[Extracted records]

══════════════════════════════

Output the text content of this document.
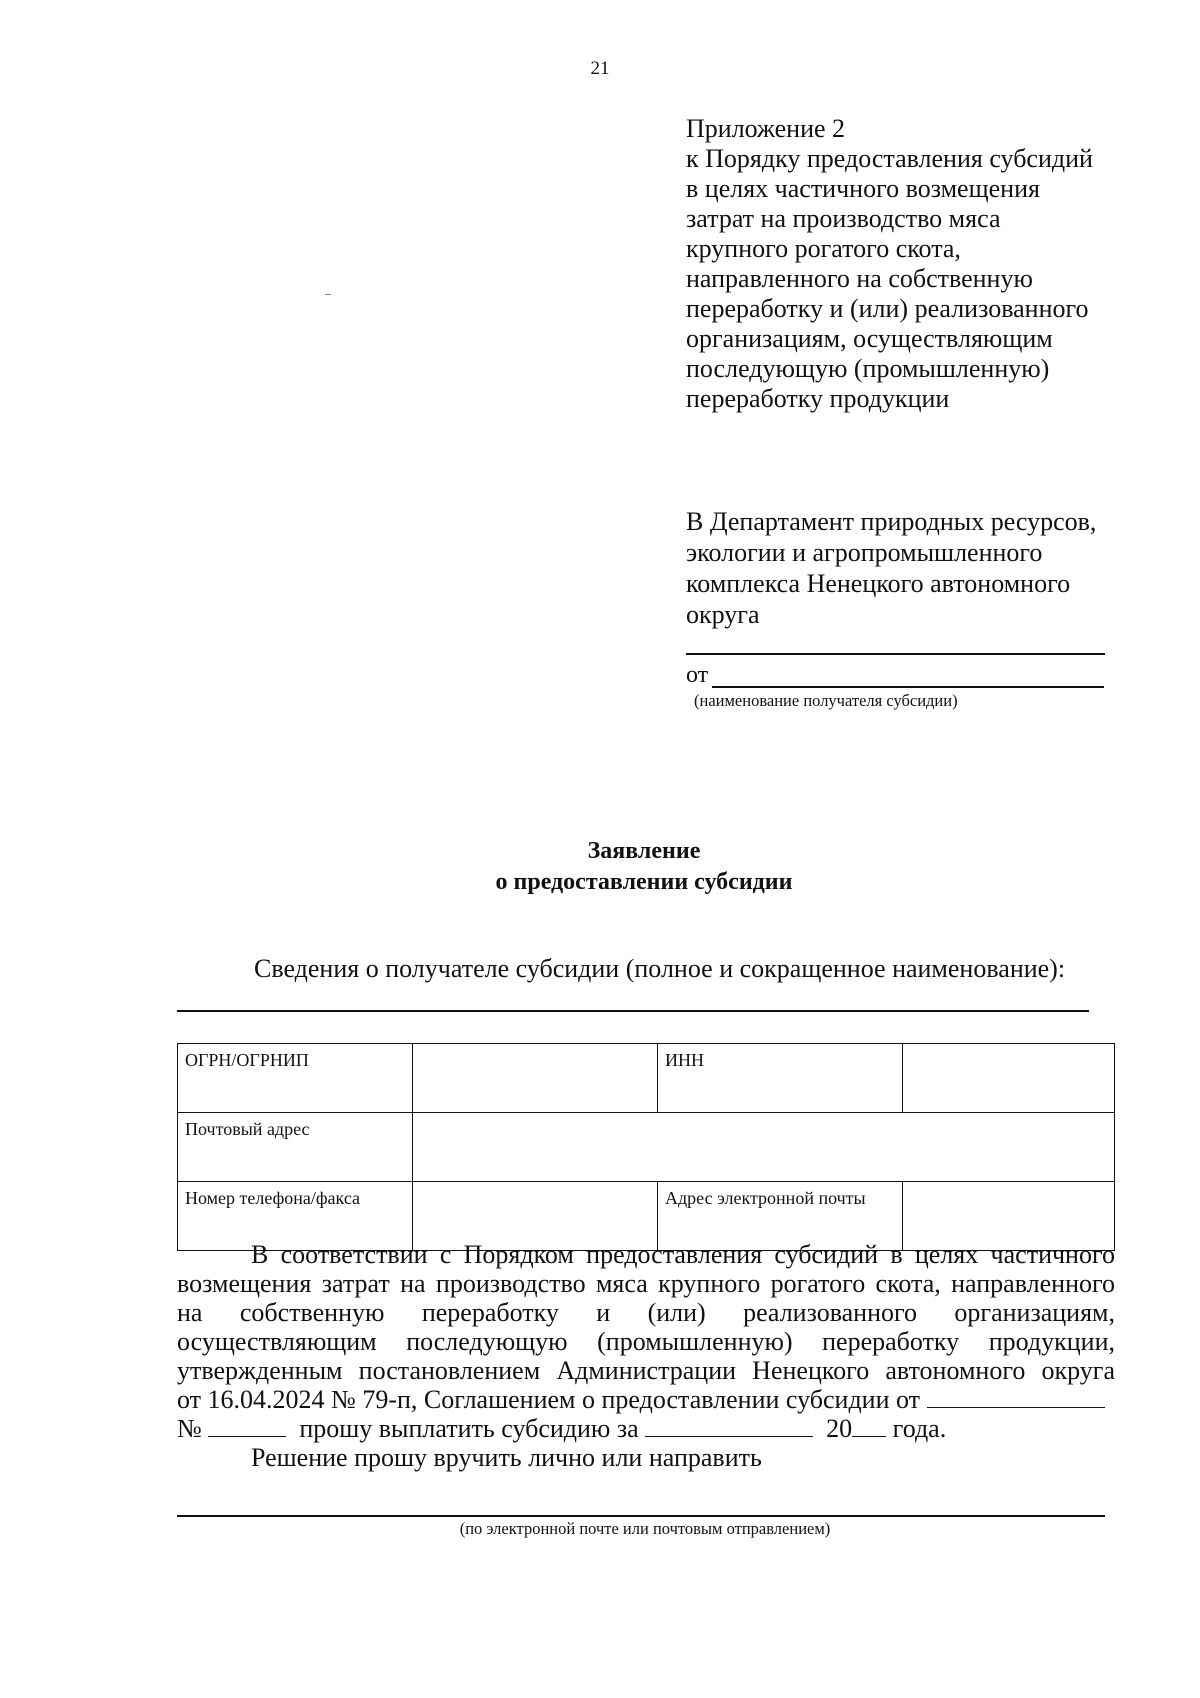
21
Приложение 2
к Порядку предоставления субсидий
в целях частичного возмещения
затрат на производство мяса
крупного рогатого скота,
направленного на собственную
переработку и (или) реализованного
организациям, осуществляющим
последующую (промышленную)
переработку продукции
В Департамент природных ресурсов,
экологии и агропромышленного
комплекса Ненецкого автономного
округа
от
(наименование получателя субсидии)
Заявление
о предоставлении субсидии
Сведения о получателе субсидии (полное и сокращенное наименование):
ОГРН/ОГРНИП		ИНН	
Почтовый адрес			
Номер телефона/факса		Адрес электронной почты	

В соответствии с Порядком предоставления субсидий в целях частичного

возмещения затрат на производство мяса крупного рогатого скота, направленного

на собственную переработку и (или) реализованного организациям,

осуществляющим последующую (промышленную) переработку продукции,

утвержденным постановлением Администрации Ненецкого автономного округа

от 16.04.2024 № 79-п, Соглашением о предоставлении субсидии от

№	прошу выплатить субсидию за	20 года.

Решение прошу вручить лично или направить

(по электронной почте или почтовым отправлением)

══════════════════════════════

AIM OF THE EXERCISE | Reproduce every line of the material precisely, omitting its pictures.

SOLUTION TO THIS EXERCISE |
Output the text content of this document.
21
Приложение 2
к Порядку предоставления субсидий
в целях частичного возмещения
затрат на производство мяса
крупного рогатого скота,
направленного на собственную
переработку и (или) реализованного
организациям, осуществляющим
последующую (промышленную)
переработку продукции
В Департамент природных ресурсов,
экологии и агропромышленного
комплекса Ненецкого автономного
округа
от
(наименование получателя субсидии)
Заявление
о предоставлении субсидии
Сведения о получателе субсидии (полное и сокращенное наименование):
ОГРН/ОГРНИП		ИНН	
Почтовый адрес			
Номер телефона/факса		Адрес электронной почты	

В соответствии с Порядком предоставления субсидий в целях частичного

возмещения затрат на производство мяса крупного рогатого скота, направленного

на собственную переработку и (или) реализованного организациям,

осуществляющим последующую (промышленную) переработку продукции,

утвержденным постановлением Администрации Ненецкого автономного округа

от 16.04.2024 № 79-п, Соглашением о предоставлении субсидии от

№	прошу выплатить субсидию за	20 года.

Решение прошу вручить лично или направить

(по электронной почте или почтовым отправлением)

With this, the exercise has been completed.